**Problem details**
Quote all lines below exactly. Images stay out.

------ Dataset

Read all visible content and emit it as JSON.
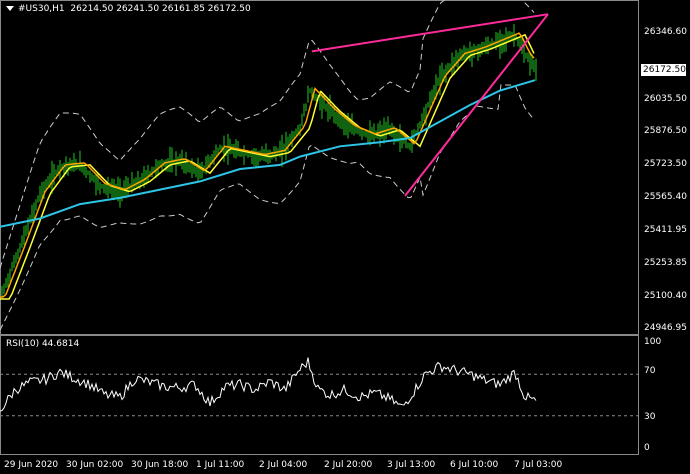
{
  "main_header": {
    "menu_icon": "triangle-down-icon",
    "symbol": "#US30,H1",
    "ohlc": "26214.50 26241.50 26161.85 26172.50"
  },
  "rsi_header": {
    "label": "RSI(10) 44.6814"
  },
  "current_price": "26172.50",
  "price_axis": [
    "26346.60",
    "26172.50",
    "26035.50",
    "25876.50",
    "25723.50",
    "25565.40",
    "25411.95",
    "25253.85",
    "25100.40",
    "24946.95"
  ],
  "rsi_axis": [
    "100",
    "70",
    "30",
    "0"
  ],
  "time_axis": [
    "29 Jun 2020",
    "30 Jun 02:00",
    "30 Jun 18:00",
    "1 Jul 11:00",
    "2 Jul 04:00",
    "2 Jul 20:00",
    "3 Jul 13:00",
    "6 Jul 10:00",
    "7 Jul 03:00"
  ],
  "colors": {
    "background": "#000000",
    "candles": "#22c322",
    "ma_fast": "#ffa500",
    "ma_mid": "#ffff33",
    "ma_slow": "#2ec4e6",
    "bollinger": "#cccccc",
    "wedge": "#ff2b9a",
    "rsi_line": "#ffffff",
    "price_tag_bg": "#ffffff"
  },
  "chart_data": {
    "type": "line",
    "title": "#US30,H1",
    "ylim": [
      24900,
      26460
    ],
    "x": [
      "29 Jun 2020",
      "30 Jun 02:00",
      "30 Jun 18:00",
      "1 Jul 11:00",
      "2 Jul 04:00",
      "2 Jul 20:00",
      "3 Jul 13:00",
      "6 Jul 10:00",
      "7 Jul 03:00"
    ],
    "price_close": [
      [
        0,
        25050
      ],
      [
        20,
        25300
      ],
      [
        40,
        25560
      ],
      [
        60,
        25690
      ],
      [
        80,
        25700
      ],
      [
        100,
        25600
      ],
      [
        120,
        25570
      ],
      [
        140,
        25620
      ],
      [
        160,
        25700
      ],
      [
        180,
        25720
      ],
      [
        200,
        25660
      ],
      [
        220,
        25780
      ],
      [
        240,
        25760
      ],
      [
        260,
        25740
      ],
      [
        280,
        25760
      ],
      [
        300,
        25880
      ],
      [
        310,
        26060
      ],
      [
        330,
        25960
      ],
      [
        350,
        25880
      ],
      [
        370,
        25840
      ],
      [
        390,
        25870
      ],
      [
        410,
        25790
      ],
      [
        420,
        25900
      ],
      [
        440,
        26120
      ],
      [
        460,
        26230
      ],
      [
        480,
        26260
      ],
      [
        500,
        26300
      ],
      [
        515,
        26330
      ],
      [
        525,
        26230
      ],
      [
        535,
        26172.5
      ]
    ],
    "ma_slow": [
      [
        0,
        25400
      ],
      [
        40,
        25440
      ],
      [
        80,
        25510
      ],
      [
        120,
        25540
      ],
      [
        160,
        25580
      ],
      [
        200,
        25620
      ],
      [
        240,
        25680
      ],
      [
        280,
        25700
      ],
      [
        300,
        25740
      ],
      [
        340,
        25790
      ],
      [
        380,
        25810
      ],
      [
        410,
        25830
      ],
      [
        440,
        25910
      ],
      [
        470,
        25990
      ],
      [
        500,
        26060
      ],
      [
        535,
        26110
      ]
    ],
    "wedge_upper": [
      [
        312,
        26250
      ],
      [
        548,
        26430
      ]
    ],
    "wedge_lower": [
      [
        405,
        25550
      ],
      [
        535,
        26310
      ]
    ],
    "rsi": {
      "period": 10,
      "last": 44.6814,
      "levels": [
        70,
        30
      ],
      "ylim": [
        0,
        100
      ],
      "values": [
        [
          0,
          35
        ],
        [
          15,
          55
        ],
        [
          30,
          62
        ],
        [
          45,
          65
        ],
        [
          60,
          72
        ],
        [
          75,
          66
        ],
        [
          90,
          60
        ],
        [
          105,
          50
        ],
        [
          120,
          48
        ],
        [
          135,
          66
        ],
        [
          150,
          62
        ],
        [
          165,
          58
        ],
        [
          180,
          57
        ],
        [
          195,
          60
        ],
        [
          210,
          42
        ],
        [
          225,
          58
        ],
        [
          240,
          60
        ],
        [
          255,
          55
        ],
        [
          270,
          63
        ],
        [
          285,
          55
        ],
        [
          300,
          75
        ],
        [
          308,
          82
        ],
        [
          318,
          56
        ],
        [
          330,
          50
        ],
        [
          345,
          55
        ],
        [
          360,
          48
        ],
        [
          375,
          52
        ],
        [
          390,
          46
        ],
        [
          402,
          38
        ],
        [
          415,
          55
        ],
        [
          425,
          70
        ],
        [
          440,
          78
        ],
        [
          455,
          74
        ],
        [
          470,
          70
        ],
        [
          485,
          64
        ],
        [
          500,
          60
        ],
        [
          515,
          72
        ],
        [
          525,
          48
        ],
        [
          535,
          44.68
        ]
      ]
    }
  }
}
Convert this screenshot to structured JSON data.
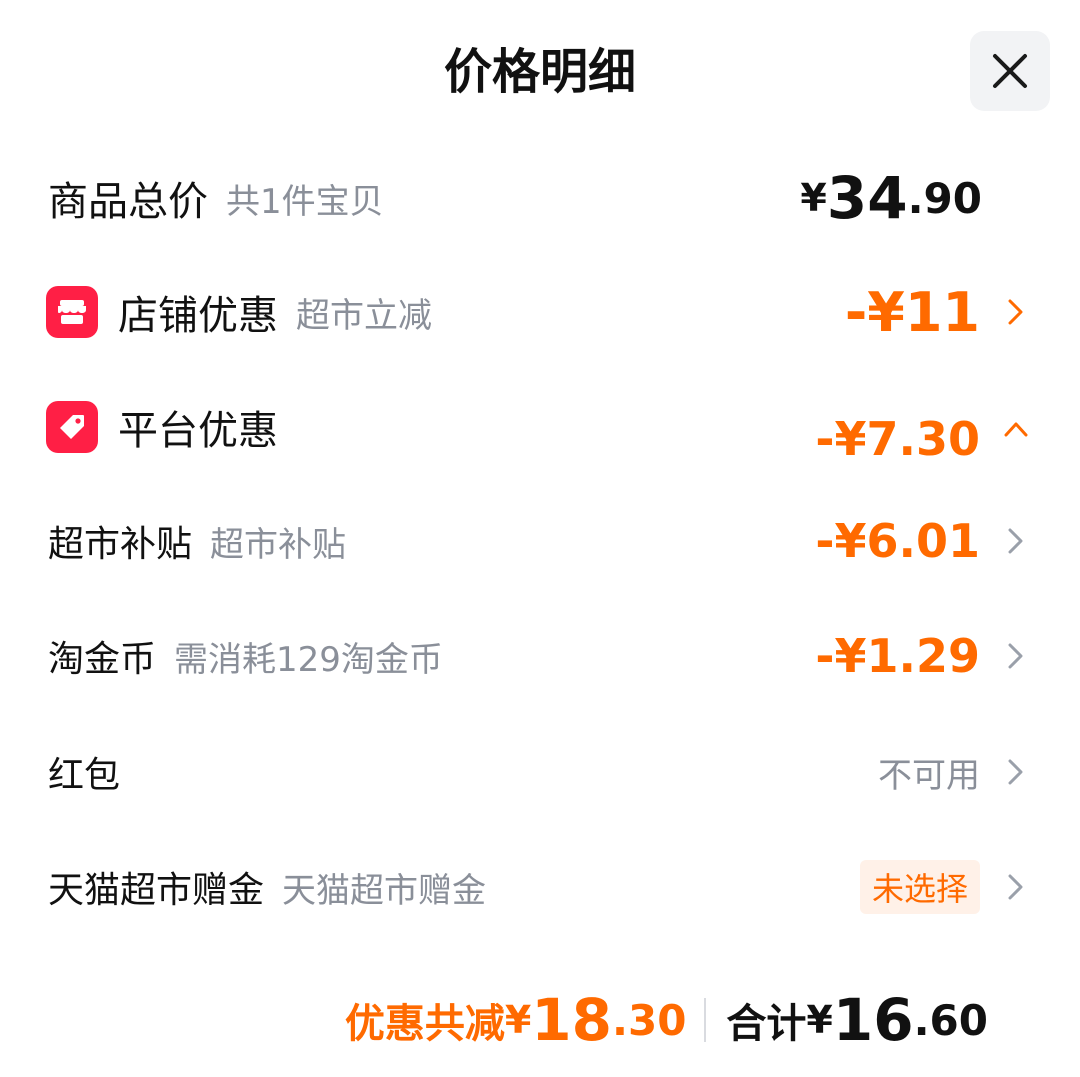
{
  "header": {
    "title": "价格明细",
    "close_icon": "close-icon"
  },
  "goods_total": {
    "label": "商品总价",
    "hint": "共1件宝贝",
    "currency": "¥",
    "integer": "34",
    "decimal": ".90"
  },
  "store_discount": {
    "icon": "shop-icon",
    "label": "店铺优惠",
    "hint": "超市立减",
    "amount": "-¥11",
    "chevron": "chevron-right-icon"
  },
  "platform_discount": {
    "icon": "tag-icon",
    "label": "平台优惠",
    "amount": "-¥7.30",
    "chevron": "chevron-up-icon"
  },
  "sub_items": [
    {
      "label": "超市补贴",
      "hint": "超市补贴",
      "amount": "-¥6.01"
    },
    {
      "label": "淘金币",
      "hint": "需消耗129淘金币",
      "amount": "-¥1.29"
    },
    {
      "label": "红包",
      "hint": "",
      "status": "不可用"
    },
    {
      "label": "天猫超市赠金",
      "hint": "天猫超市赠金",
      "status": "未选择"
    }
  ],
  "footer": {
    "discount_label": "优惠共减",
    "discount_currency": "¥",
    "discount_integer": "18",
    "discount_decimal": ".30",
    "total_label": "合计",
    "total_currency": "¥",
    "total_integer": "16",
    "total_decimal": ".60"
  },
  "colors": {
    "accent_orange": "#ff6a00",
    "icon_red": "#ff1f45",
    "hint_gray": "#8a8f99"
  }
}
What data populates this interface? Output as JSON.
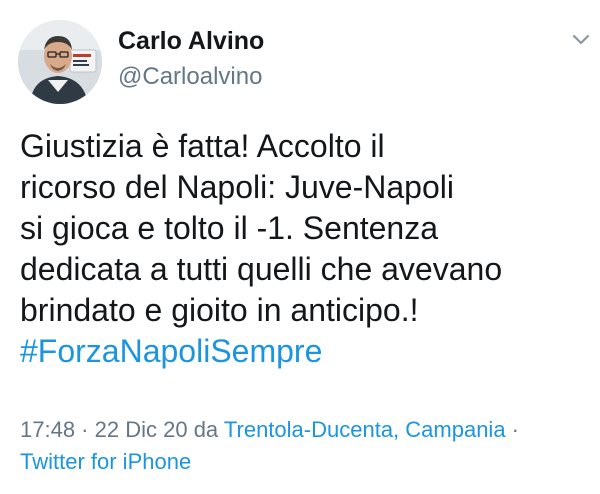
{
  "author": {
    "name": "Carlo Alvino",
    "handle": "@Carloalvino",
    "avatar_icon": "profile-photo"
  },
  "menu_icon": "chevron-down-icon",
  "tweet": {
    "lines": [
      "Giustizia è fatta! Accolto il",
      "ricorso del Napoli: Juve-Napoli",
      "si gioca e tolto il -1. Sentenza",
      "dedicata a tutti quelli che avevano",
      "brindato e gioito in anticipo.!"
    ],
    "hashtag": "#ForzaNapoliSempre"
  },
  "meta": {
    "time": "17:48",
    "sep1": " · ",
    "date": "22 Dic 20",
    "da": " da ",
    "location": "Trentola-Ducenta, Campania",
    "sep2": " ·",
    "source": "Twitter for iPhone"
  },
  "colors": {
    "link": "#1b95e0",
    "secondary_text": "#657786",
    "primary_text": "#14171a"
  }
}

------------

**Answer to this problem**
Read all visible content and emit it as JSON.
{
  "main_header": {
    "menu_icon": "triangle-down-icon",
    "symbol": "#US30,H1",
    "ohlc": "26214.50 26241.50 26161.85 26172.50"
  },
  "rsi_header": {
    "label": "RSI(10) 44.6814"
  },
  "current_price": "26172.50",
  "price_axis": [
    "26346.60",
    "26172.50",
    "26035.50",
    "25876.50",
    "25723.50",
    "25565.40",
    "25411.95",
    "25253.85",
    "25100.40",
    "24946.95"
  ],
  "rsi_axis": [
    "100",
    "70",
    "30",
    "0"
  ],
  "time_axis": [
    "29 Jun 2020",
    "30 Jun 02:00",
    "30 Jun 18:00",
    "1 Jul 11:00",
    "2 Jul 04:00",
    "2 Jul 20:00",
    "3 Jul 13:00",
    "6 Jul 10:00",
    "7 Jul 03:00"
  ],
  "colors": {
    "background": "#000000",
    "candles": "#22c322",
    "ma_fast": "#ffa500",
    "ma_mid": "#ffff33",
    "ma_slow": "#2ec4e6",
    "bollinger": "#cccccc",
    "wedge": "#ff2b9a",
    "rsi_line": "#ffffff",
    "price_tag_bg": "#ffffff"
  },
  "chart_data": {
    "type": "line",
    "title": "#US30,H1",
    "ylim": [
      24900,
      26460
    ],
    "x": [
      "29 Jun 2020",
      "30 Jun 02:00",
      "30 Jun 18:00",
      "1 Jul 11:00",
      "2 Jul 04:00",
      "2 Jul 20:00",
      "3 Jul 13:00",
      "6 Jul 10:00",
      "7 Jul 03:00"
    ],
    "price_close": [
      [
        0,
        25050
      ],
      [
        20,
        25300
      ],
      [
        40,
        25560
      ],
      [
        60,
        25690
      ],
      [
        80,
        25700
      ],
      [
        100,
        25600
      ],
      [
        120,
        25570
      ],
      [
        140,
        25620
      ],
      [
        160,
        25700
      ],
      [
        180,
        25720
      ],
      [
        200,
        25660
      ],
      [
        220,
        25780
      ],
      [
        240,
        25760
      ],
      [
        260,
        25740
      ],
      [
        280,
        25760
      ],
      [
        300,
        25880
      ],
      [
        310,
        26060
      ],
      [
        330,
        25960
      ],
      [
        350,
        25880
      ],
      [
        370,
        25840
      ],
      [
        390,
        25870
      ],
      [
        410,
        25790
      ],
      [
        420,
        25900
      ],
      [
        440,
        26120
      ],
      [
        460,
        26230
      ],
      [
        480,
        26260
      ],
      [
        500,
        26300
      ],
      [
        515,
        26330
      ],
      [
        525,
        26230
      ],
      [
        535,
        26172.5
      ]
    ],
    "ma_slow": [
      [
        0,
        25400
      ],
      [
        40,
        25440
      ],
      [
        80,
        25510
      ],
      [
        120,
        25540
      ],
      [
        160,
        25580
      ],
      [
        200,
        25620
      ],
      [
        240,
        25680
      ],
      [
        280,
        25700
      ],
      [
        300,
        25740
      ],
      [
        340,
        25790
      ],
      [
        380,
        25810
      ],
      [
        410,
        25830
      ],
      [
        440,
        25910
      ],
      [
        470,
        25990
      ],
      [
        500,
        26060
      ],
      [
        535,
        26110
      ]
    ],
    "wedge_upper": [
      [
        312,
        26250
      ],
      [
        548,
        26430
      ]
    ],
    "wedge_lower": [
      [
        405,
        25550
      ],
      [
        535,
        26310
      ]
    ],
    "rsi": {
      "period": 10,
      "last": 44.6814,
      "levels": [
        70,
        30
      ],
      "ylim": [
        0,
        100
      ],
      "values": [
        [
          0,
          35
        ],
        [
          15,
          55
        ],
        [
          30,
          62
        ],
        [
          45,
          65
        ],
        [
          60,
          72
        ],
        [
          75,
          66
        ],
        [
          90,
          60
        ],
        [
          105,
          50
        ],
        [
          120,
          48
        ],
        [
          135,
          66
        ],
        [
          150,
          62
        ],
        [
          165,
          58
        ],
        [
          180,
          57
        ],
        [
          195,
          60
        ],
        [
          210,
          42
        ],
        [
          225,
          58
        ],
        [
          240,
          60
        ],
        [
          255,
          55
        ],
        [
          270,
          63
        ],
        [
          285,
          55
        ],
        [
          300,
          75
        ],
        [
          308,
          82
        ],
        [
          318,
          56
        ],
        [
          330,
          50
        ],
        [
          345,
          55
        ],
        [
          360,
          48
        ],
        [
          375,
          52
        ],
        [
          390,
          46
        ],
        [
          402,
          38
        ],
        [
          415,
          55
        ],
        [
          425,
          70
        ],
        [
          440,
          78
        ],
        [
          455,
          74
        ],
        [
          470,
          70
        ],
        [
          485,
          64
        ],
        [
          500,
          60
        ],
        [
          515,
          72
        ],
        [
          525,
          48
        ],
        [
          535,
          44.68
        ]
      ]
    }
  }
}
Convert this screenshot to structured JSON data.
{
  "header": {
    "title": "价格明细",
    "close_icon": "close-icon"
  },
  "goods_total": {
    "label": "商品总价",
    "hint": "共1件宝贝",
    "currency": "¥",
    "integer": "34",
    "decimal": ".90"
  },
  "store_discount": {
    "icon": "shop-icon",
    "label": "店铺优惠",
    "hint": "超市立减",
    "amount": "-¥11",
    "chevron": "chevron-right-icon"
  },
  "platform_discount": {
    "icon": "tag-icon",
    "label": "平台优惠",
    "amount": "-¥7.30",
    "chevron": "chevron-up-icon"
  },
  "sub_items": [
    {
      "label": "超市补贴",
      "hint": "超市补贴",
      "amount": "-¥6.01"
    },
    {
      "label": "淘金币",
      "hint": "需消耗129淘金币",
      "amount": "-¥1.29"
    },
    {
      "label": "红包",
      "hint": "",
      "status": "不可用"
    },
    {
      "label": "天猫超市赠金",
      "hint": "天猫超市赠金",
      "status": "未选择"
    }
  ],
  "footer": {
    "discount_label": "优惠共减",
    "discount_currency": "¥",
    "discount_integer": "18",
    "discount_decimal": ".30",
    "total_label": "合计",
    "total_currency": "¥",
    "total_integer": "16",
    "total_decimal": ".60"
  },
  "colors": {
    "accent_orange": "#ff6a00",
    "icon_red": "#ff1f45",
    "hint_gray": "#8a8f99"
  }
}
What data populates this interface? Output as JSON.
{
  "author": {
    "name": "Carlo Alvino",
    "handle": "@Carloalvino",
    "avatar_icon": "profile-photo"
  },
  "menu_icon": "chevron-down-icon",
  "tweet": {
    "lines": [
      "Giustizia è fatta! Accolto il",
      "ricorso del Napoli: Juve-Napoli",
      "si gioca e tolto il -1. Sentenza",
      "dedicata a tutti quelli che avevano",
      "brindato e gioito in anticipo.!"
    ],
    "hashtag": "#ForzaNapoliSempre"
  },
  "meta": {
    "time": "17:48",
    "sep1": " · ",
    "date": "22 Dic 20",
    "da": " da ",
    "location": "Trentola-Ducenta, Campania",
    "sep2": " ·",
    "source": "Twitter for iPhone"
  },
  "colors": {
    "link": "#1b95e0",
    "secondary_text": "#657786",
    "primary_text": "#14171a"
  }
}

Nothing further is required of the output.